Voices of the children of a former fisherman

IMPACTS … Josua Hafeni and his children at Kuisebmond, Walvis Bay, at the end of 2023.
. . . ‘We sometimes only see our father after three months’

Life was good and the family stayed together when Josua Hafeni still had a fisherman’s job aboard the MFV Heinaste, operated by ArcticNam Fishing, out of Walvis Bay.

ArcticNam Fishing was a joint venture between Icelandic fishing company Samherji and local Namibian partners.

Josua Hafeni was a Heinaste fisherman from 2013 to 2018, and his children remember those times.

“I don’t know what [job] my father was doing, but everything was good,” says Joshua Kaloloka (21).

“There was no complication, and we were staying together in one big house. When my father came home, he could afford anything I wanted.

Anna Mukede, a niece of Hafeni, whom he had raised as one of his own children, also has fond memories of that time in their lives.
“My father took care of me when I was in school. I did not need anything. I was in the hostel at Tsumeb,” she says.

“When he came from the sea, he used to bring us eggs and fish. We used to enjoy it,” she remembers.

Even though he was very young during those years, Josua Hafeni Jr (13) also has memories of those times.

_Material provided_
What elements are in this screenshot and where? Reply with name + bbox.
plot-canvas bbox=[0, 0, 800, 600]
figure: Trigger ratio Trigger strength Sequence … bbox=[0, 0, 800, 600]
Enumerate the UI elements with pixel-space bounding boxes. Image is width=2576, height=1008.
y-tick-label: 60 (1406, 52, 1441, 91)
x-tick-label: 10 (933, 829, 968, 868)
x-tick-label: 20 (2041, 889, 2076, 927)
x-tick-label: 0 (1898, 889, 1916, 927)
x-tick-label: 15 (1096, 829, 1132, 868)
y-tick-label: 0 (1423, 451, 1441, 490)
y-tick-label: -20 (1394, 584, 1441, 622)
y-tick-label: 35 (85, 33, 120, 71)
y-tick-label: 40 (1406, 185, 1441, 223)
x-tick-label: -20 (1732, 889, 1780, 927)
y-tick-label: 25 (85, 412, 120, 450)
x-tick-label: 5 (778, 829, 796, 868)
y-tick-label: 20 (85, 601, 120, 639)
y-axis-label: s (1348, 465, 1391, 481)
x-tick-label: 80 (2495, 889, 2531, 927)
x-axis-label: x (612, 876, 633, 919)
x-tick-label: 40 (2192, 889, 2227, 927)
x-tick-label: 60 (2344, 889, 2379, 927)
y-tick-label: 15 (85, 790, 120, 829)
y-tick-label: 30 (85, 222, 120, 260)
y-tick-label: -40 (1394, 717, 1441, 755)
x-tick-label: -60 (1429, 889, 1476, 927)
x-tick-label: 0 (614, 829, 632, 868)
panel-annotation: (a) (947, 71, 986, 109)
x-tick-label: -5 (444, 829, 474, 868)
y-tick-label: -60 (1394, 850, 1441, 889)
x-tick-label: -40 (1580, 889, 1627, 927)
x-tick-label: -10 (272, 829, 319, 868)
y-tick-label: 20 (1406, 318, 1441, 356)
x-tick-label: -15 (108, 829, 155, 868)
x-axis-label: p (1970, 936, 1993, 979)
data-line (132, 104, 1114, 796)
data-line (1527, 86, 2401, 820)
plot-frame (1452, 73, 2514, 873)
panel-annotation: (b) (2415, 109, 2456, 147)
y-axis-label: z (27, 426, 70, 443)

_What is being asked_
Reproduce the article on the children of a former fisherman word for word, from its headline through its final sentence.

_Output below_
Voices of the children of a former fisherman

IMPACTS … Josua Hafeni and his children at Kuisebmond, Walvis Bay, at the end of 2023.
. . . ‘We sometimes only see our father after three months’

Life was good and the family stayed together when Josua Hafeni still had a fisherman’s job aboard the MFV Heinaste, operated by ArcticNam Fishing, out of Walvis Bay.

ArcticNam Fishing was a joint venture between Icelandic fishing company Samherji and local Namibian partners.

Josua Hafeni was a Heinaste fisherman from 2013 to 2018, and his children remember those times.

“I don’t know what [job] my father was doing, but everything was good,” says Joshua Kaloloka (21).

“There was no complication, and we were staying together in one big house. When my father came home, he could afford anything I wanted.

Anna Mukede, a niece of Hafeni, whom he had raised as one of his own children, also has fond memories of that time in their lives.
“My father took care of me when I was in school. I did not need anything. I was in the hostel at Tsumeb,” she says.

“When he came from the sea, he used to bring us eggs and fish. We used to enjoy it,” she remembers.

Even though he was very young during those years, Josua Hafeni Jr (13) also has memories of those times.